▶ Task
You are to retype all of the data exactly as it appears.

[Records shown start]

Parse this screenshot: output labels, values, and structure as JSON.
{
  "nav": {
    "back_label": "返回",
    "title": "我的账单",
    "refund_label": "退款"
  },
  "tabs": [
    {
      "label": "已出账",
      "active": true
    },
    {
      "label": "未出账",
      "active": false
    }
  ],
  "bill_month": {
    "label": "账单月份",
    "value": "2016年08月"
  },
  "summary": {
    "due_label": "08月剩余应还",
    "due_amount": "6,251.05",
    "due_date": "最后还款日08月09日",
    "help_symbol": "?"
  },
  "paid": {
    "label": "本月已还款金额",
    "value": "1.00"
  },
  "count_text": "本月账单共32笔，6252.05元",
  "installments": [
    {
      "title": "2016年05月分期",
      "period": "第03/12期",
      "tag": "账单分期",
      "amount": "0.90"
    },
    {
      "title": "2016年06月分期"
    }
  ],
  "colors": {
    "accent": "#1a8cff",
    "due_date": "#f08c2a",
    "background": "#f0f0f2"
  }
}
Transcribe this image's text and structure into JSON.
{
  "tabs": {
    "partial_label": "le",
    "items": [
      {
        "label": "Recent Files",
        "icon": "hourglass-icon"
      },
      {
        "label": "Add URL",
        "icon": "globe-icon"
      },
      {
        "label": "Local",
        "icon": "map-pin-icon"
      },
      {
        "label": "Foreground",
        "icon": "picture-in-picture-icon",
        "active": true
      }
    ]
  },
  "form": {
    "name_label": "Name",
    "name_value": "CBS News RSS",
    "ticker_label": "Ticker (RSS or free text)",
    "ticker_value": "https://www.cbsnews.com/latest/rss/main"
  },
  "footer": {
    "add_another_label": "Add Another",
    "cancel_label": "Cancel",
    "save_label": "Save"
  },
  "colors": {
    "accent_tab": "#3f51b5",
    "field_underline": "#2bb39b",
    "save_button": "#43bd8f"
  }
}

[Records shown end]

▶ Answer in full
Parse this screenshot: output labels, values, and structure as JSON.
{
  "nav": {
    "back_label": "返回",
    "title": "我的账单",
    "refund_label": "退款"
  },
  "tabs": [
    {
      "label": "已出账",
      "active": true
    },
    {
      "label": "未出账",
      "active": false
    }
  ],
  "bill_month": {
    "label": "账单月份",
    "value": "2016年08月"
  },
  "summary": {
    "due_label": "08月剩余应还",
    "due_amount": "6,251.05",
    "due_date": "最后还款日08月09日",
    "help_symbol": "?"
  },
  "paid": {
    "label": "本月已还款金额",
    "value": "1.00"
  },
  "count_text": "本月账单共32笔，6252.05元",
  "installments": [
    {
      "title": "2016年05月分期",
      "period": "第03/12期",
      "tag": "账单分期",
      "amount": "0.90"
    },
    {
      "title": "2016年06月分期"
    }
  ],
  "colors": {
    "accent": "#1a8cff",
    "due_date": "#f08c2a",
    "background": "#f0f0f2"
  }
}
Transcribe this image's text and structure into JSON.
{
  "tabs": {
    "partial_label": "le",
    "items": [
      {
        "label": "Recent Files",
        "icon": "hourglass-icon"
      },
      {
        "label": "Add URL",
        "icon": "globe-icon"
      },
      {
        "label": "Local",
        "icon": "map-pin-icon"
      },
      {
        "label": "Foreground",
        "icon": "picture-in-picture-icon",
        "active": true
      }
    ]
  },
  "form": {
    "name_label": "Name",
    "name_value": "CBS News RSS",
    "ticker_label": "Ticker (RSS or free text)",
    "ticker_value": "https://www.cbsnews.com/latest/rss/main"
  },
  "footer": {
    "add_another_label": "Add Another",
    "cancel_label": "Cancel",
    "save_label": "Save"
  },
  "colors": {
    "accent_tab": "#3f51b5",
    "field_underline": "#2bb39b",
    "save_button": "#43bd8f"
  }
}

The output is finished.